Figure collection entries
[START]

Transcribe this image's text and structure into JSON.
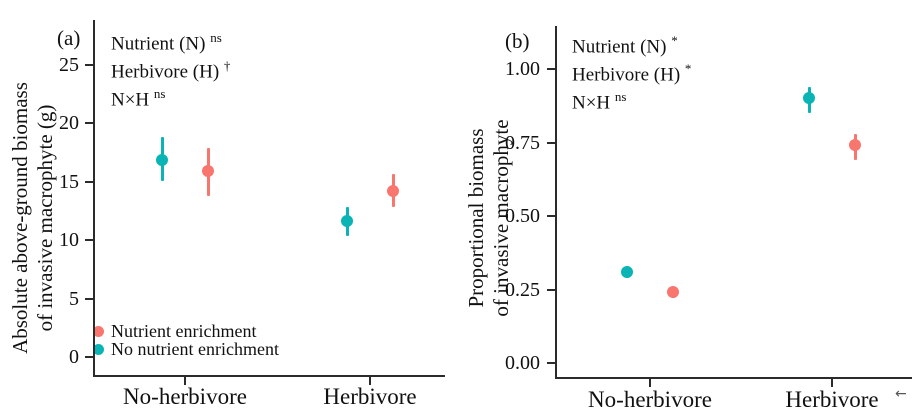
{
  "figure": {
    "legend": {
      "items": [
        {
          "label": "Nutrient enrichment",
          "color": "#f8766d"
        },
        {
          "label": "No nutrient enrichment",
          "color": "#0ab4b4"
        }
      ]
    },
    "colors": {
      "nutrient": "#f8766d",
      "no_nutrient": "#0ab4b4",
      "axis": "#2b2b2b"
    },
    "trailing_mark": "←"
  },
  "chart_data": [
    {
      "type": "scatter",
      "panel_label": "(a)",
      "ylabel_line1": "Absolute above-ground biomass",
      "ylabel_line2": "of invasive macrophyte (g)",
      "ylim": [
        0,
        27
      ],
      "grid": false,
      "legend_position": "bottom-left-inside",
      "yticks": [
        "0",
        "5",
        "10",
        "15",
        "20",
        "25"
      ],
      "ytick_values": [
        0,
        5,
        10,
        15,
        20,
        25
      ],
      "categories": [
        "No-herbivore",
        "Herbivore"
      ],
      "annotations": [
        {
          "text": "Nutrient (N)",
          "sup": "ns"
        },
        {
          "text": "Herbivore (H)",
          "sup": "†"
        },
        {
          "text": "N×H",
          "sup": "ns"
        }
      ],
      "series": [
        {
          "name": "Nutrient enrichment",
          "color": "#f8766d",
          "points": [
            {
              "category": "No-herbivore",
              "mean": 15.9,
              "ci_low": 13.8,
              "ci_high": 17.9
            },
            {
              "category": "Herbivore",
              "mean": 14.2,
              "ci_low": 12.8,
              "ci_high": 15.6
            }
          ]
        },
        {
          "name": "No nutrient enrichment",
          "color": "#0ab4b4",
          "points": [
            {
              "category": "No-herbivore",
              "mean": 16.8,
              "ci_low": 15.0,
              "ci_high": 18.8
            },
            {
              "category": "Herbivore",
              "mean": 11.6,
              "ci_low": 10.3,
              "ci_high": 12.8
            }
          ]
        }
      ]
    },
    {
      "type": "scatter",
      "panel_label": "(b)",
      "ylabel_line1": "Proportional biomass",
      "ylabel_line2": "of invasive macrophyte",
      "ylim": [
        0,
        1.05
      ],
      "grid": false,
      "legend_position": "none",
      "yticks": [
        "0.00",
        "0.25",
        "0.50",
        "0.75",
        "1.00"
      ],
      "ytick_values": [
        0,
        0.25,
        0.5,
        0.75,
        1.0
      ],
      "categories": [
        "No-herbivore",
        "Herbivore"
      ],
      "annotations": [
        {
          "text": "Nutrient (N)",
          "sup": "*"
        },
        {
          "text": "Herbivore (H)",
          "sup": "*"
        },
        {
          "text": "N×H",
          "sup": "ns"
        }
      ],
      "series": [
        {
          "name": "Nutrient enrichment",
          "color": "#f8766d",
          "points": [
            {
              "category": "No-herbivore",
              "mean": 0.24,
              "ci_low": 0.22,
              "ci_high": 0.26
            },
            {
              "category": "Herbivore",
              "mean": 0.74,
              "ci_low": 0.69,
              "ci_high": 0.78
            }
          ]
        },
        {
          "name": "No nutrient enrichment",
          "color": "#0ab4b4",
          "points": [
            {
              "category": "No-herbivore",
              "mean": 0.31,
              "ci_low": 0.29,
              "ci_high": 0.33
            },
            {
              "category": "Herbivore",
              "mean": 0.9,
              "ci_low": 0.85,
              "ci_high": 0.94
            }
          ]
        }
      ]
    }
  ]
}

[END]

Written instruction
Pictures stay out; reproduce every line of the records exactly.

Full output
Transcribe this image's text and structure into JSON.
{
  "figure": {
    "legend": {
      "items": [
        {
          "label": "Nutrient enrichment",
          "color": "#f8766d"
        },
        {
          "label": "No nutrient enrichment",
          "color": "#0ab4b4"
        }
      ]
    },
    "colors": {
      "nutrient": "#f8766d",
      "no_nutrient": "#0ab4b4",
      "axis": "#2b2b2b"
    },
    "trailing_mark": "←"
  },
  "chart_data": [
    {
      "type": "scatter",
      "panel_label": "(a)",
      "ylabel_line1": "Absolute above-ground biomass",
      "ylabel_line2": "of invasive macrophyte (g)",
      "ylim": [
        0,
        27
      ],
      "grid": false,
      "legend_position": "bottom-left-inside",
      "yticks": [
        "0",
        "5",
        "10",
        "15",
        "20",
        "25"
      ],
      "ytick_values": [
        0,
        5,
        10,
        15,
        20,
        25
      ],
      "categories": [
        "No-herbivore",
        "Herbivore"
      ],
      "annotations": [
        {
          "text": "Nutrient (N)",
          "sup": "ns"
        },
        {
          "text": "Herbivore (H)",
          "sup": "†"
        },
        {
          "text": "N×H",
          "sup": "ns"
        }
      ],
      "series": [
        {
          "name": "Nutrient enrichment",
          "color": "#f8766d",
          "points": [
            {
              "category": "No-herbivore",
              "mean": 15.9,
              "ci_low": 13.8,
              "ci_high": 17.9
            },
            {
              "category": "Herbivore",
              "mean": 14.2,
              "ci_low": 12.8,
              "ci_high": 15.6
            }
          ]
        },
        {
          "name": "No nutrient enrichment",
          "color": "#0ab4b4",
          "points": [
            {
              "category": "No-herbivore",
              "mean": 16.8,
              "ci_low": 15.0,
              "ci_high": 18.8
            },
            {
              "category": "Herbivore",
              "mean": 11.6,
              "ci_low": 10.3,
              "ci_high": 12.8
            }
          ]
        }
      ]
    },
    {
      "type": "scatter",
      "panel_label": "(b)",
      "ylabel_line1": "Proportional biomass",
      "ylabel_line2": "of invasive macrophyte",
      "ylim": [
        0,
        1.05
      ],
      "grid": false,
      "legend_position": "none",
      "yticks": [
        "0.00",
        "0.25",
        "0.50",
        "0.75",
        "1.00"
      ],
      "ytick_values": [
        0,
        0.25,
        0.5,
        0.75,
        1.0
      ],
      "categories": [
        "No-herbivore",
        "Herbivore"
      ],
      "annotations": [
        {
          "text": "Nutrient (N)",
          "sup": "*"
        },
        {
          "text": "Herbivore (H)",
          "sup": "*"
        },
        {
          "text": "N×H",
          "sup": "ns"
        }
      ],
      "series": [
        {
          "name": "Nutrient enrichment",
          "color": "#f8766d",
          "points": [
            {
              "category": "No-herbivore",
              "mean": 0.24,
              "ci_low": 0.22,
              "ci_high": 0.26
            },
            {
              "category": "Herbivore",
              "mean": 0.74,
              "ci_low": 0.69,
              "ci_high": 0.78
            }
          ]
        },
        {
          "name": "No nutrient enrichment",
          "color": "#0ab4b4",
          "points": [
            {
              "category": "No-herbivore",
              "mean": 0.31,
              "ci_low": 0.29,
              "ci_high": 0.33
            },
            {
              "category": "Herbivore",
              "mean": 0.9,
              "ci_low": 0.85,
              "ci_high": 0.94
            }
          ]
        }
      ]
    }
  ]
}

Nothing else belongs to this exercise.